- **INPUT**:
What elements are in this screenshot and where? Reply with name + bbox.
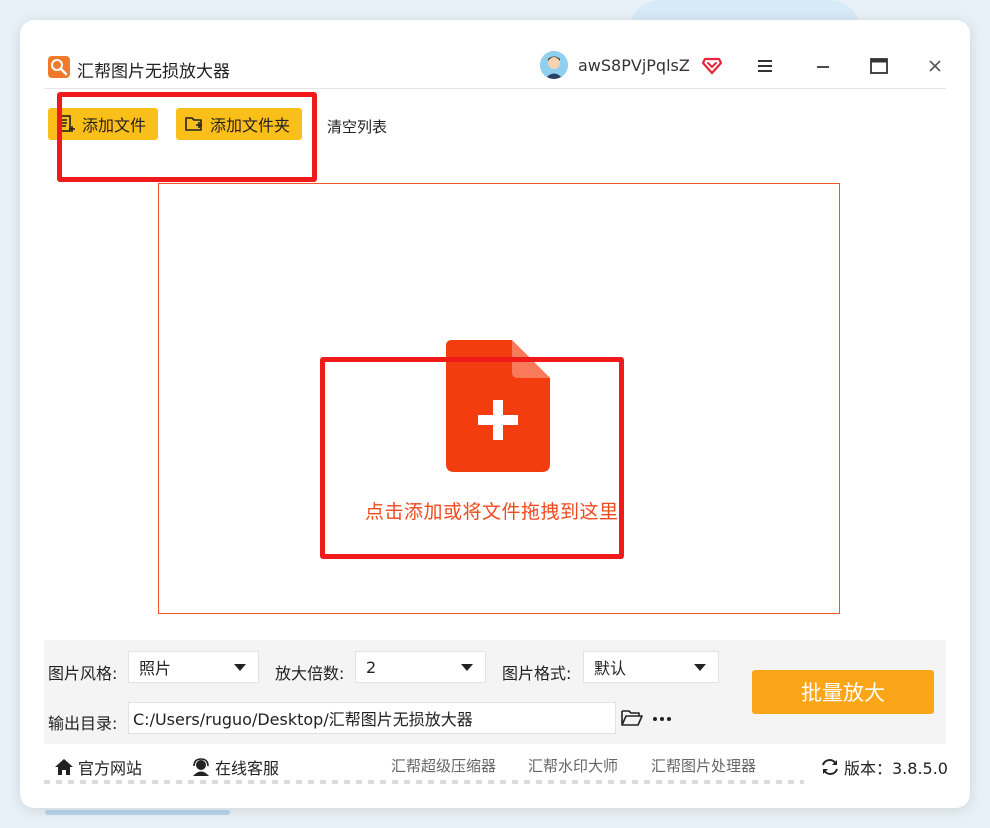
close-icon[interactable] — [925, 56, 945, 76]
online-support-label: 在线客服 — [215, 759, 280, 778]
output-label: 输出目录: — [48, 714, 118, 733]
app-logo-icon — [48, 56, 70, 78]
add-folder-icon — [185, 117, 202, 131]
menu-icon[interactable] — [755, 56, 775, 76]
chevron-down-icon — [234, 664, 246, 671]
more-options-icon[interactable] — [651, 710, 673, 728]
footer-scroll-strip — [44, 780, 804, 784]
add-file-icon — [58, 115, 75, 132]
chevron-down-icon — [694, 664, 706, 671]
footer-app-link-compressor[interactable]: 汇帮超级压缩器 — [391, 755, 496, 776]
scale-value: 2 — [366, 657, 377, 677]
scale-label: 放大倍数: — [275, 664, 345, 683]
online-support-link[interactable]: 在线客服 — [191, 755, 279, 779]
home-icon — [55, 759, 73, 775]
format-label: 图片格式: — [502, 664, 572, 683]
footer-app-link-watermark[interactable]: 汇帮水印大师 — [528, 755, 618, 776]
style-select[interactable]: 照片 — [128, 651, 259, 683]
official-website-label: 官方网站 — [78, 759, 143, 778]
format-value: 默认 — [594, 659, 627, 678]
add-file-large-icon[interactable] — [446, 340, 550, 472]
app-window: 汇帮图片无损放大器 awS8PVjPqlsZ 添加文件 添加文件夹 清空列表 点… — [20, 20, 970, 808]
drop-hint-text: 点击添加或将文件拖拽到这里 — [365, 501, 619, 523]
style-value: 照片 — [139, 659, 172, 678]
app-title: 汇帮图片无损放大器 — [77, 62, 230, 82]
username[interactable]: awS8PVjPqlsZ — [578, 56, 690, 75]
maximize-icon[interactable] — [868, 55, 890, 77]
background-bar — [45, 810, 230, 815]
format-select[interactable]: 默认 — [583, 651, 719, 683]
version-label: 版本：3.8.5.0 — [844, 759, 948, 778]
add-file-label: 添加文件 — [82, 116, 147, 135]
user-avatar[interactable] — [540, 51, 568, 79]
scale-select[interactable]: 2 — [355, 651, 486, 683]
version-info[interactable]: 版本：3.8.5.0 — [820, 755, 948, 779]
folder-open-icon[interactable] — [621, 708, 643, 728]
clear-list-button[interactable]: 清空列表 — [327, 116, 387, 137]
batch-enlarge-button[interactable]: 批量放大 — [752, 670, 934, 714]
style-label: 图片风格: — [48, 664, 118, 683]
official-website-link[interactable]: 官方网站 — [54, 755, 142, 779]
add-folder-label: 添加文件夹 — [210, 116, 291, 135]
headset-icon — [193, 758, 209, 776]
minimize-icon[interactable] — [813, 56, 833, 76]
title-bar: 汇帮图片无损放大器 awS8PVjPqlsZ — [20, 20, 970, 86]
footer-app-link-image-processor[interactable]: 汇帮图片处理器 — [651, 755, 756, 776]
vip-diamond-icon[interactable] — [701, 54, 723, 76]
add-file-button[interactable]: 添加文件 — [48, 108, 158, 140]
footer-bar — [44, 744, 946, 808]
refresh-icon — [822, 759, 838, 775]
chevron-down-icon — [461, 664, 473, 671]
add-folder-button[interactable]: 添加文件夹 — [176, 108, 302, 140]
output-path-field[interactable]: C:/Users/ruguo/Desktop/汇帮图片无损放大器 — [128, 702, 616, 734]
==
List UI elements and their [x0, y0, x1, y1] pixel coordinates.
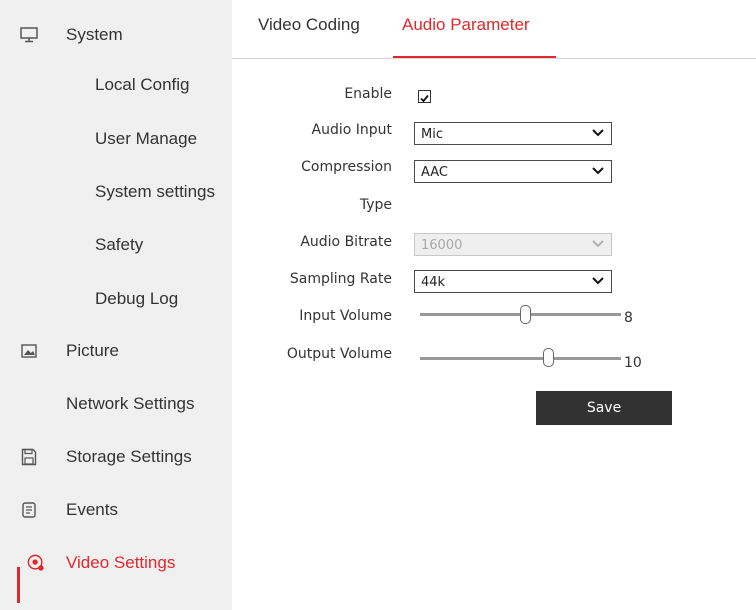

- **WHAT YOU HAVE TO DO**: Duplicate the entries from the line containing "What elements are" through the line containing "scale-label: 放大倍数: — [275, 664, 345, 683]", both included, leaving the pictures out of the answer.

- **WRITTEN RESPONSE**:
What elements are in this screenshot and where? Reply with name + bbox.
close-icon[interactable] — [925, 56, 945, 76]
online-support-label: 在线客服 — [215, 759, 280, 778]
output-label: 输出目录: — [48, 714, 118, 733]
app-logo-icon — [48, 56, 70, 78]
add-folder-icon — [185, 117, 202, 131]
menu-icon[interactable] — [755, 56, 775, 76]
chevron-down-icon — [234, 664, 246, 671]
more-options-icon[interactable] — [651, 710, 673, 728]
footer-scroll-strip — [44, 780, 804, 784]
add-file-icon — [58, 115, 75, 132]
chevron-down-icon — [694, 664, 706, 671]
footer-app-link-compressor[interactable]: 汇帮超级压缩器 — [391, 755, 496, 776]
scale-value: 2 — [366, 657, 377, 677]
scale-label: 放大倍数: — [275, 664, 345, 683]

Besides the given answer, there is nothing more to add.